Data =>
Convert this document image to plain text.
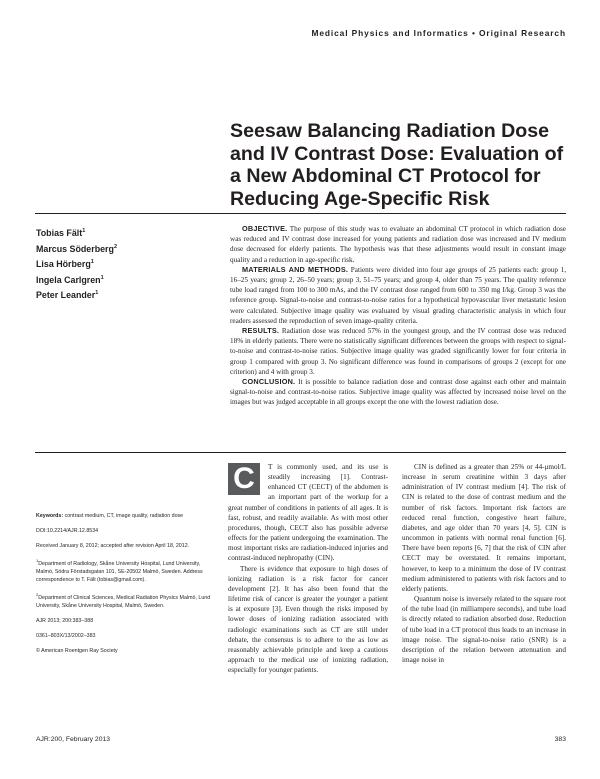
Medical Physics and Informatics • Original Research
Seesaw Balancing Radiation Dose and IV Contrast Dose: Evaluation of a New Abdominal CT Protocol for Reducing Age-Specific Risk
Tobias Fält$^1$
Marcus Söderberg$^2$
Lisa Hörberg$^1$
Ingela Carlgren$^1$
Peter Leander$^1$

OBJECTIVE. The purpose of this study was to evaluate an abdominal CT protocol in which radiation dose was reduced and IV contrast dose increased for young patients and radiation dose was increased and IV medium dose decreased for elderly patients. The hypothesis was that these adjustments would result in constant image quality and a reduction in age-specific risk.

MATERIALS AND METHODS. Patients were divided into four age groups of 25 patients each: group 1, 16–25 years; group 2, 26–50 years; group 3, 51–75 years; and group 4, older than 75 years. The quality reference tube load ranged from 100 to 300 mAs, and the IV contrast dose ranged from 600 to 350 mg I/kg. Group 3 was the reference group. Signal-to-noise and contrast-to-noise ratios for a hypothetical hypovascular liver metastatic lesion were calculated. Subjective image quality was evaluated by visual grading characteristic analysis in which four readers assessed the reproduction of seven image-quality criteria.

RESULTS. Radiation dose was reduced 57% in the youngest group, and the IV contrast dose was reduced 18% in elderly patients. There were no statistically significant differences between the groups with respect to signal-to-noise and contrast-to-noise ratios. Subjective image quality was graded significantly lower for four criteria in group 1 compared with group 3. No significant difference was found in comparisons of groups 2 (except for one criterion) and 4 with group 3.

CONCLUSION. It is possible to balance radiation dose and contrast dose against each other and maintain signal-to-noise and contrast-to-noise ratios. Subjective image quality was affected by increased noise level on the images but was judged acceptable in all groups except the one with the lowest radiation dose.

Keywords: contrast medium, CT, image quality, radiation dose
DOI:10.2214/AJR.12.8534
Received January 8, 2012; accepted after revision April 18, 2012.
$^1$Department of Radiology, Skåne University Hospital, Lund University, Malmö, Södra Förstadsgatan 101, SE-20502 Malmö, Sweden. Address correspondence to T. Fält (tobias@gmail.com).
$^2$Department of Clinical Sciences, Medical Radiation Physics Malmö, Lund University, Skåne University Hospital, Malmö, Sweden.
AJR 2013; 200:383–388
0361–803X/13/2002–383
© American Roentgen Ray Society

C	T is commonly used, and its use is steadily increasing [1]. Contrast-enhanced CT (CECT) of the abdomen is an important part of the workup for a great number of conditions in patients of all ages. It is fast, robust, and readily available. As with most other procedures, though, CECT also has possible adverse effects for the patient undergoing the examination. The most important risks are radiation-induced injuries and contrast-induced nephropathy (CIN).

There is evidence that exposure to high doses of ionizing radiation is a risk factor for cancer development [2]. It has also been found that the lifetime risk of cancer is greater the younger a patient is at exposure [3]. Even though the risks imposed by lower doses of ionizing radiation associated with radiologic examinations such as CT are still under debate, the consensus is to adhere to the as low as reasonably achievable principle and keep a cautious approach to the medical use of ionizing radiation, especially for younger patients.

CIN is defined as a greater than 25% or 44-μmol/L increase in serum creatinine within 3 days after administration of IV contrast medium [4]. The risk of CIN is related to the dose of contrast medium and the number of risk factors. Important risk factors are reduced renal function, congestive heart failure, diabetes, and age older than 70 years [4, 5]. CIN is uncommon in patients with normal renal function [6]. There have been reports [6, 7] that the risk of CIN after CECT may be overstated. It remains important, however, to keep to a minimum the dose of IV contrast medium administered to patients with risk factors and to elderly patients.

Quantum noise is inversely related to the square root of the tube load (in milliampere seconds), and tube load is directly related to radiation absorbed dose. Reduction of tube load in a CT protocol thus leads to an increase in image noise. The signal-to-noise ratio (SNR) is a description of the relation between attenuation and image noise in

AJR:200, February 2013	383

Required work => Using the listing, collect all lines in which the string "older" is found.

Exercise response =>
MATERIALS AND METHODS. Patients were divided into four age groups of 25 patients each: group 1, 16–25 years; group 2, 26–50 years; group 3, 51–75 years; and group 4, older than 75 years. The quality reference tube load ranged from 100 to 300 mAs, and the IV contrast dose ranged from 600 to 350 mg I/kg. Group 3 was the reference group. Signal-to-noise and contrast-to-noise ratios for a hypothetical hypovascular liver metastatic lesion were calculated. Subjective image quality was evaluated by visual grading characteristic analysis in which four readers assessed the reproduction of seven image-quality criteria.
CIN is defined as a greater than 25% or 44-μmol/L increase in serum creatinine within 3 days after administration of IV contrast medium [4]. The risk of CIN is related to the dose of contrast medium and the number of risk factors. Important risk factors are reduced renal function, congestive heart failure, diabetes, and age older than 70 years [4, 5]. CIN is uncommon in patients with normal renal function [6]. There have been reports [6, 7] that the risk of CIN after CECT may be overstated. It remains important, however, to keep to a minimum the dose of IV contrast medium administered to patients with risk factors and to elderly patients.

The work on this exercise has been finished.